Are you able to quote each entry exactly as written?
** Start INPUT DATA **
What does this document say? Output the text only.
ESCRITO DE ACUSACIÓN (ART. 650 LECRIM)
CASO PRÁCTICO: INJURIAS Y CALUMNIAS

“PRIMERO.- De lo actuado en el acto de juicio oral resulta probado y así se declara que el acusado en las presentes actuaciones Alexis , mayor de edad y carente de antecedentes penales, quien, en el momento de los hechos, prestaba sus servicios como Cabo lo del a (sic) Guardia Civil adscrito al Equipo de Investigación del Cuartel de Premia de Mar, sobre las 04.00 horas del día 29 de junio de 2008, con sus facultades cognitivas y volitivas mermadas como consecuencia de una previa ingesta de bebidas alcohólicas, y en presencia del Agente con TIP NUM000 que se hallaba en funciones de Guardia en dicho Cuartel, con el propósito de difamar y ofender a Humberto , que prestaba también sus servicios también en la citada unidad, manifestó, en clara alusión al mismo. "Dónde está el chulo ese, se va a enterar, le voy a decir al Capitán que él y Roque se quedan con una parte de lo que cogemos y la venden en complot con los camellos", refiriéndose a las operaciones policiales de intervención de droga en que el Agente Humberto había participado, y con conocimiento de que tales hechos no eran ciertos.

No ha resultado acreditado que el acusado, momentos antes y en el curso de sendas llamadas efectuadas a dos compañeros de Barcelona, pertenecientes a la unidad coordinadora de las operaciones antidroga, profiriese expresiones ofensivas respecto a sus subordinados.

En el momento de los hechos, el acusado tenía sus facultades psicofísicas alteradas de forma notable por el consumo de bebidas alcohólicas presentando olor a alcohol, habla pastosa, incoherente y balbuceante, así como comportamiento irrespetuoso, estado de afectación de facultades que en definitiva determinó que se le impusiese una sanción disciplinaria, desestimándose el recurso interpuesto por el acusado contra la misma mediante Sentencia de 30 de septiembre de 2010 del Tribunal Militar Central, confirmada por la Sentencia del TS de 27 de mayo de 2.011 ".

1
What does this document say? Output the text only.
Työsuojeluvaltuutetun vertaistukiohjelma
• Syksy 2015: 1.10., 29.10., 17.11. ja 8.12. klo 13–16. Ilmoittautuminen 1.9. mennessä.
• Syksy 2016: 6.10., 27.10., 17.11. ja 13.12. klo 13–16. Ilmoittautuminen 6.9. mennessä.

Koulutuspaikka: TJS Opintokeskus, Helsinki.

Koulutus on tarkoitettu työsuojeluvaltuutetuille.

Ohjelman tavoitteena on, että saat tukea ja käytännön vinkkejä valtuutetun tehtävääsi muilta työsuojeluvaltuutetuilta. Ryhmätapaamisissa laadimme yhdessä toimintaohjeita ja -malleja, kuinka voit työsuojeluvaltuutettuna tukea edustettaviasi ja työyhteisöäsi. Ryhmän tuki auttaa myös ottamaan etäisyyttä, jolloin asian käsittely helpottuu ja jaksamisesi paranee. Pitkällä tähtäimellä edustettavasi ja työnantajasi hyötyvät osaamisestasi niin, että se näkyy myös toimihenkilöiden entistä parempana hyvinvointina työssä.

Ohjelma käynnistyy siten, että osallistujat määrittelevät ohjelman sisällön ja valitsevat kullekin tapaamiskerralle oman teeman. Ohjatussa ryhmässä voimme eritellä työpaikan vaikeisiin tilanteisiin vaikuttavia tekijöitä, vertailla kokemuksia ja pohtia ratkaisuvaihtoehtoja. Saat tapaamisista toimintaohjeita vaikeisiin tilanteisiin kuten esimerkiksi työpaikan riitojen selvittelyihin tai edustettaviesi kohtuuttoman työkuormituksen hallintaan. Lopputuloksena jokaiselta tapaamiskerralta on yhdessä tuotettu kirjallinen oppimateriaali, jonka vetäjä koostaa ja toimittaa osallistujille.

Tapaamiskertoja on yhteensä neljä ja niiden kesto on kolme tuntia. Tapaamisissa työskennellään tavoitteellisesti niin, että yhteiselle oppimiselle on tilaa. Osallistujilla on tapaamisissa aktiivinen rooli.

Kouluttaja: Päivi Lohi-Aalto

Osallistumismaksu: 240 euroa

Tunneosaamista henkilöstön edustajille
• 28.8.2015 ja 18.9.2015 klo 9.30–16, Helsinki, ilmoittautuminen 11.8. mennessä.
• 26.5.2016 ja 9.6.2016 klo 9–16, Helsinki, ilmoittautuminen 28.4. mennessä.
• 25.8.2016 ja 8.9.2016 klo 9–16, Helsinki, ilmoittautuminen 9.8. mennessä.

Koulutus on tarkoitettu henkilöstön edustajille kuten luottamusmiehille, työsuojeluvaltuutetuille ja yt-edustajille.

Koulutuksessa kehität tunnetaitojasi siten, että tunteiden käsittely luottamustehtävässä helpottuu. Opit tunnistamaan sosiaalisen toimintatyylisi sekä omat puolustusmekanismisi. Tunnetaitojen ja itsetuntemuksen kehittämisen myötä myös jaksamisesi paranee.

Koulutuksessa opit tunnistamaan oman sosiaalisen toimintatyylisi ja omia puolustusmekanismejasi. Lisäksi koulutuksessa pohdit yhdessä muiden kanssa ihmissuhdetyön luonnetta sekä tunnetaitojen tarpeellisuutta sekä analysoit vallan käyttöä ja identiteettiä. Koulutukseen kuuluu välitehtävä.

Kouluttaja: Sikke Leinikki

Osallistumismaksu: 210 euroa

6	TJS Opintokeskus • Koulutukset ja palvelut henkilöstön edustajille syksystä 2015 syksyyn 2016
** End INPUT DATA **
SOLUTION TO THIS TASK:
What does this document say? Output the text only.
ESCRITO DE ACUSACIÓN (ART. 650 LECRIM)
CASO PRÁCTICO: INJURIAS Y CALUMNIAS

“PRIMERO.- De lo actuado en el acto de juicio oral resulta probado y así se declara que el acusado en las presentes actuaciones Alexis , mayor de edad y carente de antecedentes penales, quien, en el momento de los hechos, prestaba sus servicios como Cabo lo del a (sic) Guardia Civil adscrito al Equipo de Investigación del Cuartel de Premia de Mar, sobre las 04.00 horas del día 29 de junio de 2008, con sus facultades cognitivas y volitivas mermadas como consecuencia de una previa ingesta de bebidas alcohólicas, y en presencia del Agente con TIP NUM000 que se hallaba en funciones de Guardia en dicho Cuartel, con el propósito de difamar y ofender a Humberto , que prestaba también sus servicios también en la citada unidad, manifestó, en clara alusión al mismo. "Dónde está el chulo ese, se va a enterar, le voy a decir al Capitán que él y Roque se quedan con una parte de lo que cogemos y la venden en complot con los camellos", refiriéndose a las operaciones policiales de intervención de droga en que el Agente Humberto había participado, y con conocimiento de que tales hechos no eran ciertos.

No ha resultado acreditado que el acusado, momentos antes y en el curso de sendas llamadas efectuadas a dos compañeros de Barcelona, pertenecientes a la unidad coordinadora de las operaciones antidroga, profiriese expresiones ofensivas respecto a sus subordinados.

En el momento de los hechos, el acusado tenía sus facultades psicofísicas alteradas de forma notable por el consumo de bebidas alcohólicas presentando olor a alcohol, habla pastosa, incoherente y balbuceante, así como comportamiento irrespetuoso, estado de afectación de facultades que en definitiva determinó que se le impusiese una sanción disciplinaria, desestimándose el recurso interpuesto por el acusado contra la misma mediante Sentencia de 30 de septiembre de 2010 del Tribunal Militar Central, confirmada por la Sentencia del TS de 27 de mayo de 2.011 ".

1
What does this document say? Output the text only.
Työsuojeluvaltuutetun vertaistukiohjelma
• Syksy 2015: 1.10., 29.10., 17.11. ja 8.12. klo 13–16. Ilmoittautuminen 1.9. mennessä.
• Syksy 2016: 6.10., 27.10., 17.11. ja 13.12. klo 13–16. Ilmoittautuminen 6.9. mennessä.

Koulutuspaikka: TJS Opintokeskus, Helsinki.

Koulutus on tarkoitettu työsuojeluvaltuutetuille.

Ohjelman tavoitteena on, että saat tukea ja käytännön vinkkejä valtuutetun tehtävääsi muilta työsuojeluvaltuutetuilta. Ryhmätapaamisissa laadimme yhdessä toimintaohjeita ja -malleja, kuinka voit työsuojeluvaltuutettuna tukea edustettaviasi ja työyhteisöäsi. Ryhmän tuki auttaa myös ottamaan etäisyyttä, jolloin asian käsittely helpottuu ja jaksamisesi paranee. Pitkällä tähtäimellä edustettavasi ja työnantajasi hyötyvät osaamisestasi niin, että se näkyy myös toimihenkilöiden entistä parempana hyvinvointina työssä.

Ohjelma käynnistyy siten, että osallistujat määrittelevät ohjelman sisällön ja valitsevat kullekin tapaamiskerralle oman teeman. Ohjatussa ryhmässä voimme eritellä työpaikan vaikeisiin tilanteisiin vaikuttavia tekijöitä, vertailla kokemuksia ja pohtia ratkaisuvaihtoehtoja. Saat tapaamisista toimintaohjeita vaikeisiin tilanteisiin kuten esimerkiksi työpaikan riitojen selvittelyihin tai edustettaviesi kohtuuttoman työkuormituksen hallintaan. Lopputuloksena jokaiselta tapaamiskerralta on yhdessä tuotettu kirjallinen oppimateriaali, jonka vetäjä koostaa ja toimittaa osallistujille.

Tapaamiskertoja on yhteensä neljä ja niiden kesto on kolme tuntia. Tapaamisissa työskennellään tavoitteellisesti niin, että yhteiselle oppimiselle on tilaa. Osallistujilla on tapaamisissa aktiivinen rooli.

Kouluttaja: Päivi Lohi-Aalto

Osallistumismaksu: 240 euroa

Tunneosaamista henkilöstön edustajille
• 28.8.2015 ja 18.9.2015 klo 9.30–16, Helsinki, ilmoittautuminen 11.8. mennessä.
• 26.5.2016 ja 9.6.2016 klo 9–16, Helsinki, ilmoittautuminen 28.4. mennessä.
• 25.8.2016 ja 8.9.2016 klo 9–16, Helsinki, ilmoittautuminen 9.8. mennessä.

Koulutus on tarkoitettu henkilöstön edustajille kuten luottamusmiehille, työsuojeluvaltuutetuille ja yt-edustajille.

Koulutuksessa kehität tunnetaitojasi siten, että tunteiden käsittely luottamustehtävässä helpottuu. Opit tunnistamaan sosiaalisen toimintatyylisi sekä omat puolustusmekanismisi. Tunnetaitojen ja itsetuntemuksen kehittämisen myötä myös jaksamisesi paranee.

Koulutuksessa opit tunnistamaan oman sosiaalisen toimintatyylisi ja omia puolustusmekanismejasi. Lisäksi koulutuksessa pohdit yhdessä muiden kanssa ihmissuhdetyön luonnetta sekä tunnetaitojen tarpeellisuutta sekä analysoit vallan käyttöä ja identiteettiä. Koulutukseen kuuluu välitehtävä.

Kouluttaja: Sikke Leinikki

Osallistumismaksu: 210 euroa

6	TJS Opintokeskus • Koulutukset ja palvelut henkilöstön edustajille syksystä 2015 syksyyn 2016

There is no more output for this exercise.